Rewrite the data between the line holding "Text: d = 0.1" and the line holding "Text: Find:: Find:: [11, 170, 55, 185]", inclusive, changing each "Text" to "Label" and leaving everything else unchanged.

** START Dataset records **

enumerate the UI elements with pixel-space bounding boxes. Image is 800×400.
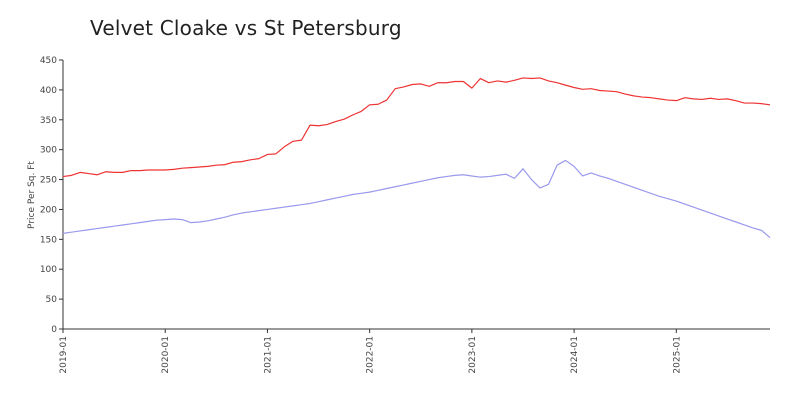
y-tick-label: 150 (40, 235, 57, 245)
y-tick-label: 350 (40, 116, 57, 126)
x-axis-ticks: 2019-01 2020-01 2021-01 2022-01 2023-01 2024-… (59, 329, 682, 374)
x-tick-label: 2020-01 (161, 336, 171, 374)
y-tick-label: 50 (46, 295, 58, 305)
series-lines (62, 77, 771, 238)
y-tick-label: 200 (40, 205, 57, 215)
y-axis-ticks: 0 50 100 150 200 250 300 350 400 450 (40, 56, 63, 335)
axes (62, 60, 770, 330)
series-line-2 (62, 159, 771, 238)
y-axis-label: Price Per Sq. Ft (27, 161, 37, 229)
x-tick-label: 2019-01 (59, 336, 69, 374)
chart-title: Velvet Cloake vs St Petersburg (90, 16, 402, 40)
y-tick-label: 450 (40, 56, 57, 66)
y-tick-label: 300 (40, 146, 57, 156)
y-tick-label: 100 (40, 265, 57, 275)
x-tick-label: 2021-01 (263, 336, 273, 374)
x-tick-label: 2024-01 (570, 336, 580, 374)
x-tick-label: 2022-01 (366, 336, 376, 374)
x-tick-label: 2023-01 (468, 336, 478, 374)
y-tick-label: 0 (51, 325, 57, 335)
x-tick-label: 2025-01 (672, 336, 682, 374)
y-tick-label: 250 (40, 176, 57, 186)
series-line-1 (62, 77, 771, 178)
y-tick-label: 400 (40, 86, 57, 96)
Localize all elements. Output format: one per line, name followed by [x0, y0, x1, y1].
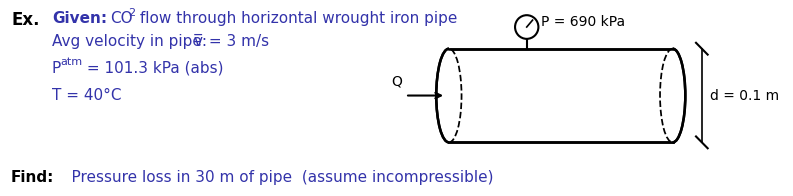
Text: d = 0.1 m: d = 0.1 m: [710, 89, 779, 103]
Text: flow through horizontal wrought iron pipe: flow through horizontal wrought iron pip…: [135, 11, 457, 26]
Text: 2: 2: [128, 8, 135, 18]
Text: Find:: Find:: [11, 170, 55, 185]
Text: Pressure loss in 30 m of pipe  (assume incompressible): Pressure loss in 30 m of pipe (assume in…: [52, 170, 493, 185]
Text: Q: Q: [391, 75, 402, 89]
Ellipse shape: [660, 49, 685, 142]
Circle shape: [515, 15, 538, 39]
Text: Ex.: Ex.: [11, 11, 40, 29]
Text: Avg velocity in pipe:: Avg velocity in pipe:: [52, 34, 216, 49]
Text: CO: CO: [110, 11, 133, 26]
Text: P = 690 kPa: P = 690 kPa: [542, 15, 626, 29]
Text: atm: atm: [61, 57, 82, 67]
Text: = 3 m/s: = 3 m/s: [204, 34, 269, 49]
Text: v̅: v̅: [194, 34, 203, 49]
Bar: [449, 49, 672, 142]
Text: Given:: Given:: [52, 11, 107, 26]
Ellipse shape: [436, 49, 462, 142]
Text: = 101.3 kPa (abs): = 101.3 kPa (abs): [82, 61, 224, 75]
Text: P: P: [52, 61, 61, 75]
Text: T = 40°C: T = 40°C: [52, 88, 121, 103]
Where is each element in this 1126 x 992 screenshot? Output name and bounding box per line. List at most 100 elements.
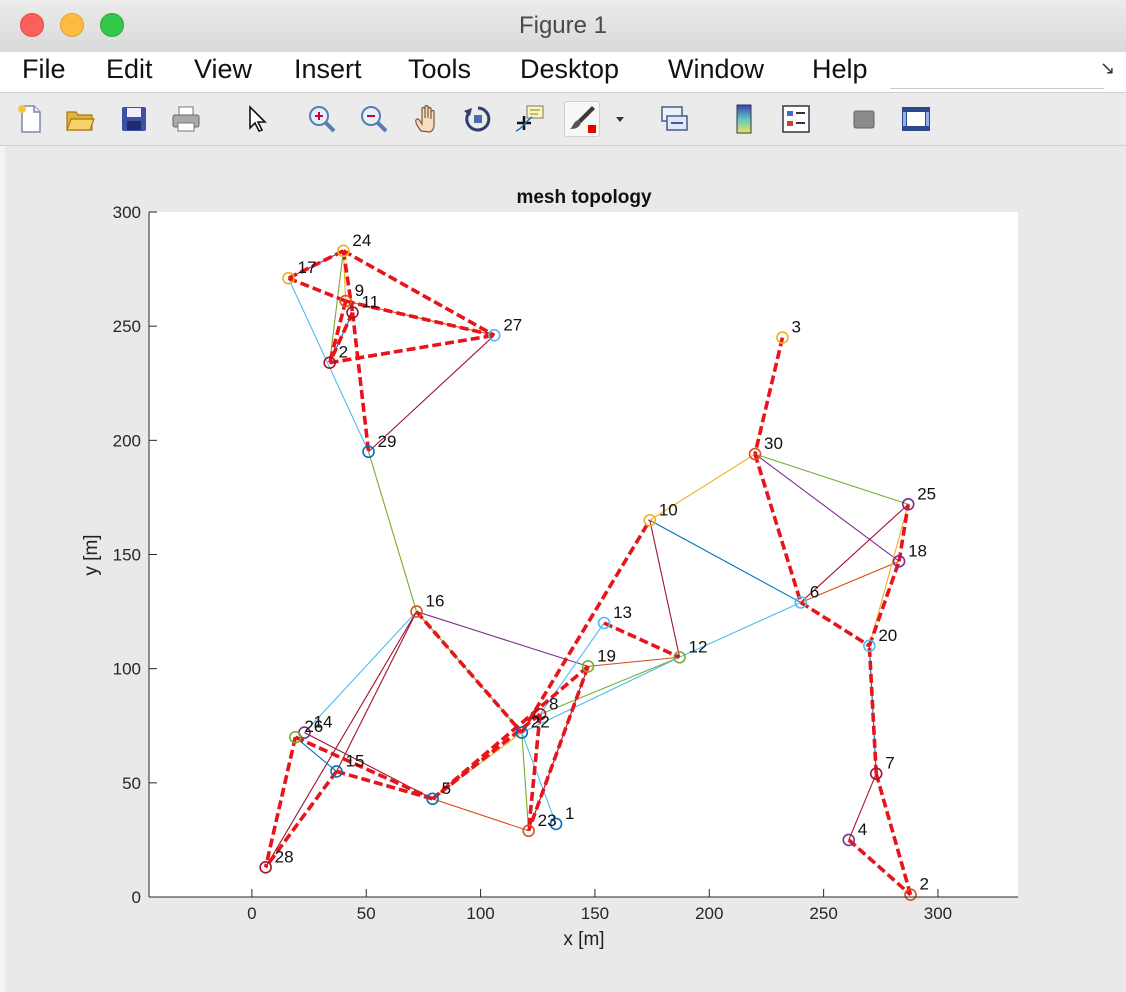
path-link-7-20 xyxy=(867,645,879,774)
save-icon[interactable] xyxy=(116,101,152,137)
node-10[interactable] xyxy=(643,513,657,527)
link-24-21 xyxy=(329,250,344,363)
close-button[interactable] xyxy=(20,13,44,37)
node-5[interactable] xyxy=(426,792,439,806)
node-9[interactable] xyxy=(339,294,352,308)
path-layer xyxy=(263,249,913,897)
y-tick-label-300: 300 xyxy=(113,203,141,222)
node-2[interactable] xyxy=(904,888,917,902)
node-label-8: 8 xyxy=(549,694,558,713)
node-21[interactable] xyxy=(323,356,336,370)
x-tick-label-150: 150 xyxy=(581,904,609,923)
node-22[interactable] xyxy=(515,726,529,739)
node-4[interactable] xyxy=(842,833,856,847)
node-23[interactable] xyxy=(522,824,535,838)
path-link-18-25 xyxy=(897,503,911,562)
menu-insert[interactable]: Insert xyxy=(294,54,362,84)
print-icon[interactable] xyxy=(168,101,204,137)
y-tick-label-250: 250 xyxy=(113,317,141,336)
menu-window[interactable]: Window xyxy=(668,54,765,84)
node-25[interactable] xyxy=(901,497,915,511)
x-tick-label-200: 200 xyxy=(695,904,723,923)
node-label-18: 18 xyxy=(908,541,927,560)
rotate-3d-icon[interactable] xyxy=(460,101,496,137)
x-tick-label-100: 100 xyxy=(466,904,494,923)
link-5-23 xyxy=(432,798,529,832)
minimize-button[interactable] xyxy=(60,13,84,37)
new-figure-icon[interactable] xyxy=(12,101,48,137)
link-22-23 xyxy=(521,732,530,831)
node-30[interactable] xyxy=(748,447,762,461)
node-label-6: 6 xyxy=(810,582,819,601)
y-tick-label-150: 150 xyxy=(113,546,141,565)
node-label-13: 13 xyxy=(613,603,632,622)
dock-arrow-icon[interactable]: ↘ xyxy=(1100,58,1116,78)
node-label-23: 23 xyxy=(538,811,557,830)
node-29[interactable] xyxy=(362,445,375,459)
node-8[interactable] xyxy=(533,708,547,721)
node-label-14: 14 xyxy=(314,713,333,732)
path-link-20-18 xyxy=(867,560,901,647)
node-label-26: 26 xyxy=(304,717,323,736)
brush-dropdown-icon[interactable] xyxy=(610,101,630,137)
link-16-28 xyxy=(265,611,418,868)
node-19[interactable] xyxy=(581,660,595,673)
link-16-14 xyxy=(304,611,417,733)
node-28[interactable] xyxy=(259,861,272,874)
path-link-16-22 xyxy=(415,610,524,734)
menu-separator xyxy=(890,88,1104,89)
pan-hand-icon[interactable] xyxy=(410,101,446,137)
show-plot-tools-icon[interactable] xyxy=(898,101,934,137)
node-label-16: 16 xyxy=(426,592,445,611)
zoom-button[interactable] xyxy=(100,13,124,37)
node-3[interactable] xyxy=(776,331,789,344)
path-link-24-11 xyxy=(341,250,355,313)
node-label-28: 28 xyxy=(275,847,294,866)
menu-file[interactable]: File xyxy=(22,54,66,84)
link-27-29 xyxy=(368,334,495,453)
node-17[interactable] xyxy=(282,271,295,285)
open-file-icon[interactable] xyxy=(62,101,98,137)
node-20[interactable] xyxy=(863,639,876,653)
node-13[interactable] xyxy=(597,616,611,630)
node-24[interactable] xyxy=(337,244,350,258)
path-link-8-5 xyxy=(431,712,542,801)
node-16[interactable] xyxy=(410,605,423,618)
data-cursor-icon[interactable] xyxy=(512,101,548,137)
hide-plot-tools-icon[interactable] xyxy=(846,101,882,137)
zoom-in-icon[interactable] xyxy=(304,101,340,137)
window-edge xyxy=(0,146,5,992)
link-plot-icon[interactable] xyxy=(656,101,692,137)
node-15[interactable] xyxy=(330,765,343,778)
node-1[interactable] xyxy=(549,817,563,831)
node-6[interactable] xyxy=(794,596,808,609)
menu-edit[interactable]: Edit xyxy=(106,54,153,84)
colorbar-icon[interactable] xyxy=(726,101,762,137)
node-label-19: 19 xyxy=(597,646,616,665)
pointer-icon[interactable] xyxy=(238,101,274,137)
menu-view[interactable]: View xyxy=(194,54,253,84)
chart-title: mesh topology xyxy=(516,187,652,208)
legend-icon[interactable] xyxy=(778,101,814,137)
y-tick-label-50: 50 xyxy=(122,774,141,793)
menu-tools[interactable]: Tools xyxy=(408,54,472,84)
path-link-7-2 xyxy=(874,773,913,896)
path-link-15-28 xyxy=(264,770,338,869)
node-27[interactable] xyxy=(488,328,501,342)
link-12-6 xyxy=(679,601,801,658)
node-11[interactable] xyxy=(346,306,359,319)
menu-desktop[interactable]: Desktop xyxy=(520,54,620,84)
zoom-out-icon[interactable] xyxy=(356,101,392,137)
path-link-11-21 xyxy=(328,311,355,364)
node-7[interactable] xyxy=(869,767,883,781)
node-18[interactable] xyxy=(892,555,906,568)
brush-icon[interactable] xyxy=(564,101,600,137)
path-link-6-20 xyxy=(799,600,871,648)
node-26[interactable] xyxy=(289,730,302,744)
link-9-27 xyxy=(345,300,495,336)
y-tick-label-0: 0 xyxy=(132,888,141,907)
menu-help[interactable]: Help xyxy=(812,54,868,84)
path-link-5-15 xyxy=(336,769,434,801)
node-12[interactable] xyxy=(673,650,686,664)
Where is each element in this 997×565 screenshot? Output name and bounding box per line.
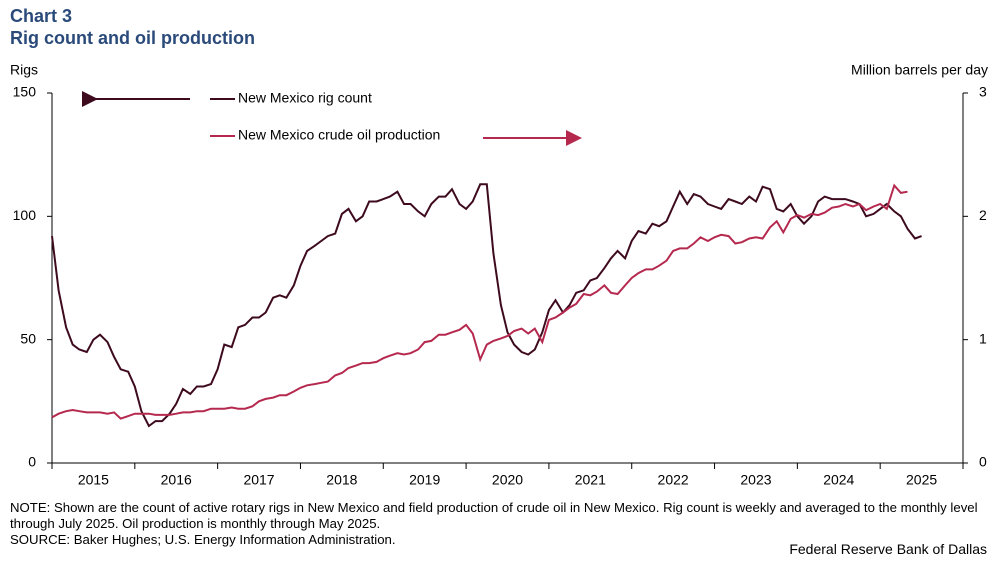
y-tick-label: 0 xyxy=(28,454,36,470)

** END Dataset records **

*Solution for this task*:
Label: d = 0.1 m: d = 0.1 m: [710, 89, 779, 103]
Label: flow through horizontal wrought iron pipe: flow through horizontal wrought iron pip…: [135, 11, 457, 26]
Label: 2: 2: [128, 8, 135, 18]
Label: Find:: Find:: [11, 170, 55, 185]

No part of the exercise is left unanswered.